Items from a dataset
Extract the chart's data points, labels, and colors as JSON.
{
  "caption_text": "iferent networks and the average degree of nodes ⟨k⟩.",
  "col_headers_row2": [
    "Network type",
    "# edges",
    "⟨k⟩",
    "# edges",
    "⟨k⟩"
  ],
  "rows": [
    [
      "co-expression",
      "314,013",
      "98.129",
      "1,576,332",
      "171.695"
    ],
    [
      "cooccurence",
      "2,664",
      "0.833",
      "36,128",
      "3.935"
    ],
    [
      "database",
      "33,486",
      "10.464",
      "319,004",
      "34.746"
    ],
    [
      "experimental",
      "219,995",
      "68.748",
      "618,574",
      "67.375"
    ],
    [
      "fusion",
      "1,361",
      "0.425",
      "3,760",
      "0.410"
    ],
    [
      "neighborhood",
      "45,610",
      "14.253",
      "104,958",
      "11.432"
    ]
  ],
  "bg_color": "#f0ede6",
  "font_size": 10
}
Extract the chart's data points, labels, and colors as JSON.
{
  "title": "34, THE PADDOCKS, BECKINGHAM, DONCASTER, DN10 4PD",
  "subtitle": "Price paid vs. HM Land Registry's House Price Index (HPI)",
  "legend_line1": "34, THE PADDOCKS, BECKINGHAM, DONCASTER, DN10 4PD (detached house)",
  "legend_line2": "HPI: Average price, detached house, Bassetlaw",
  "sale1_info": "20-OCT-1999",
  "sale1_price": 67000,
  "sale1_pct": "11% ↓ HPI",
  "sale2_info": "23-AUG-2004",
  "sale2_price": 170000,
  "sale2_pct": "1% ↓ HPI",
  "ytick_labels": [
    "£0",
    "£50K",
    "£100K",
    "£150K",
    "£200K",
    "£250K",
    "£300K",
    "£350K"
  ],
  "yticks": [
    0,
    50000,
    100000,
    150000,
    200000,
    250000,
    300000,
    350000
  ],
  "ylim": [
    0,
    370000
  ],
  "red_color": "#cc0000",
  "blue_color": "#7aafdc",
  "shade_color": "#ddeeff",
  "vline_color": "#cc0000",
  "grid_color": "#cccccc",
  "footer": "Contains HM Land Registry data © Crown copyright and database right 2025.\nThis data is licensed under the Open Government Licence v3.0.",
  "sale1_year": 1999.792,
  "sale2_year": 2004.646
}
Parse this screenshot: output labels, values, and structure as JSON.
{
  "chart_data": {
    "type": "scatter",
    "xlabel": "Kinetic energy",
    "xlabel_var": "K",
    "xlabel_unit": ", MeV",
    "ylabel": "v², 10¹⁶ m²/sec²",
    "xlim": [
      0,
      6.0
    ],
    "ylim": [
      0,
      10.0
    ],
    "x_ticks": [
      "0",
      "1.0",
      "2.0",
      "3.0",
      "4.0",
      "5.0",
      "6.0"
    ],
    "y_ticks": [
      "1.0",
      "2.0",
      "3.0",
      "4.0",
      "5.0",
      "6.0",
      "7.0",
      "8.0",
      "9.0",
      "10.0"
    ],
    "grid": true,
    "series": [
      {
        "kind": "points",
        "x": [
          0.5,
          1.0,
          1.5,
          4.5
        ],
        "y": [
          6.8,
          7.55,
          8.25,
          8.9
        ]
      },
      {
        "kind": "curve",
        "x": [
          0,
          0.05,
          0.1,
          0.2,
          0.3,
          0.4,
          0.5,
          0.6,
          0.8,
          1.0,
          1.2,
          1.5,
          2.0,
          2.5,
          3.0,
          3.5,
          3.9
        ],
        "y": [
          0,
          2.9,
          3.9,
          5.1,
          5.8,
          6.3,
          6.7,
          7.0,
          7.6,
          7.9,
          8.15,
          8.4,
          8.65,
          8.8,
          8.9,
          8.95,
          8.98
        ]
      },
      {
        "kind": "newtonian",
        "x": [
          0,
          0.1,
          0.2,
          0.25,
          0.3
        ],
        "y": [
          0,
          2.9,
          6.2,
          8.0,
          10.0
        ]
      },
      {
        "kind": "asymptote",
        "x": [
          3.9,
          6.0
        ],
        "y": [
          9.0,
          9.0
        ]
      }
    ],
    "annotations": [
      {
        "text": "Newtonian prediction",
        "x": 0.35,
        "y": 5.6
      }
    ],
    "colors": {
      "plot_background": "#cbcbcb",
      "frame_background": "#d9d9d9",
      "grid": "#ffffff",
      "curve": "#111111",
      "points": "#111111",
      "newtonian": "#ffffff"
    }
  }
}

• WHAT THE TASK ASKS:
Exactly as written above, please repeat the entries.

• EXERCISE SOLUTION:
Extract the chart's data points, labels, and colors as JSON.
{
  "caption_text": "iferent networks and the average degree of nodes ⟨k⟩.",
  "col_headers_row2": [
    "Network type",
    "# edges",
    "⟨k⟩",
    "# edges",
    "⟨k⟩"
  ],
  "rows": [
    [
      "co-expression",
      "314,013",
      "98.129",
      "1,576,332",
      "171.695"
    ],
    [
      "cooccurence",
      "2,664",
      "0.833",
      "36,128",
      "3.935"
    ],
    [
      "database",
      "33,486",
      "10.464",
      "319,004",
      "34.746"
    ],
    [
      "experimental",
      "219,995",
      "68.748",
      "618,574",
      "67.375"
    ],
    [
      "fusion",
      "1,361",
      "0.425",
      "3,760",
      "0.410"
    ],
    [
      "neighborhood",
      "45,610",
      "14.253",
      "104,958",
      "11.432"
    ]
  ],
  "bg_color": "#f0ede6",
  "font_size": 10
}
Extract the chart's data points, labels, and colors as JSON.
{
  "title": "34, THE PADDOCKS, BECKINGHAM, DONCASTER, DN10 4PD",
  "subtitle": "Price paid vs. HM Land Registry's House Price Index (HPI)",
  "legend_line1": "34, THE PADDOCKS, BECKINGHAM, DONCASTER, DN10 4PD (detached house)",
  "legend_line2": "HPI: Average price, detached house, Bassetlaw",
  "sale1_info": "20-OCT-1999",
  "sale1_price": 67000,
  "sale1_pct": "11% ↓ HPI",
  "sale2_info": "23-AUG-2004",
  "sale2_price": 170000,
  "sale2_pct": "1% ↓ HPI",
  "ytick_labels": [
    "£0",
    "£50K",
    "£100K",
    "£150K",
    "£200K",
    "£250K",
    "£300K",
    "£350K"
  ],
  "yticks": [
    0,
    50000,
    100000,
    150000,
    200000,
    250000,
    300000,
    350000
  ],
  "ylim": [
    0,
    370000
  ],
  "red_color": "#cc0000",
  "blue_color": "#7aafdc",
  "shade_color": "#ddeeff",
  "vline_color": "#cc0000",
  "grid_color": "#cccccc",
  "footer": "Contains HM Land Registry data © Crown copyright and database right 2025.\nThis data is licensed under the Open Government Licence v3.0.",
  "sale1_year": 1999.792,
  "sale2_year": 2004.646
}
Parse this screenshot: output labels, values, and structure as JSON.
{
  "chart_data": {
    "type": "scatter",
    "xlabel": "Kinetic energy",
    "xlabel_var": "K",
    "xlabel_unit": ", MeV",
    "ylabel": "v², 10¹⁶ m²/sec²",
    "xlim": [
      0,
      6.0
    ],
    "ylim": [
      0,
      10.0
    ],
    "x_ticks": [
      "0",
      "1.0",
      "2.0",
      "3.0",
      "4.0",
      "5.0",
      "6.0"
    ],
    "y_ticks": [
      "1.0",
      "2.0",
      "3.0",
      "4.0",
      "5.0",
      "6.0",
      "7.0",
      "8.0",
      "9.0",
      "10.0"
    ],
    "grid": true,
    "series": [
      {
        "kind": "points",
        "x": [
          0.5,
          1.0,
          1.5,
          4.5
        ],
        "y": [
          6.8,
          7.55,
          8.25,
          8.9
        ]
      },
      {
        "kind": "curve",
        "x": [
          0,
          0.05,
          0.1,
          0.2,
          0.3,
          0.4,
          0.5,
          0.6,
          0.8,
          1.0,
          1.2,
          1.5,
          2.0,
          2.5,
          3.0,
          3.5,
          3.9
        ],
        "y": [
          0,
          2.9,
          3.9,
          5.1,
          5.8,
          6.3,
          6.7,
          7.0,
          7.6,
          7.9,
          8.15,
          8.4,
          8.65,
          8.8,
          8.9,
          8.95,
          8.98
        ]
      },
      {
        "kind": "newtonian",
        "x": [
          0,
          0.1,
          0.2,
          0.25,
          0.3
        ],
        "y": [
          0,
          2.9,
          6.2,
          8.0,
          10.0
        ]
      },
      {
        "kind": "asymptote",
        "x": [
          3.9,
          6.0
        ],
        "y": [
          9.0,
          9.0
        ]
      }
    ],
    "annotations": [
      {
        "text": "Newtonian prediction",
        "x": 0.35,
        "y": 5.6
      }
    ],
    "colors": {
      "plot_background": "#cbcbcb",
      "frame_background": "#d9d9d9",
      "grid": "#ffffff",
      "curve": "#111111",
      "points": "#111111",
      "newtonian": "#ffffff"
    }
  }
}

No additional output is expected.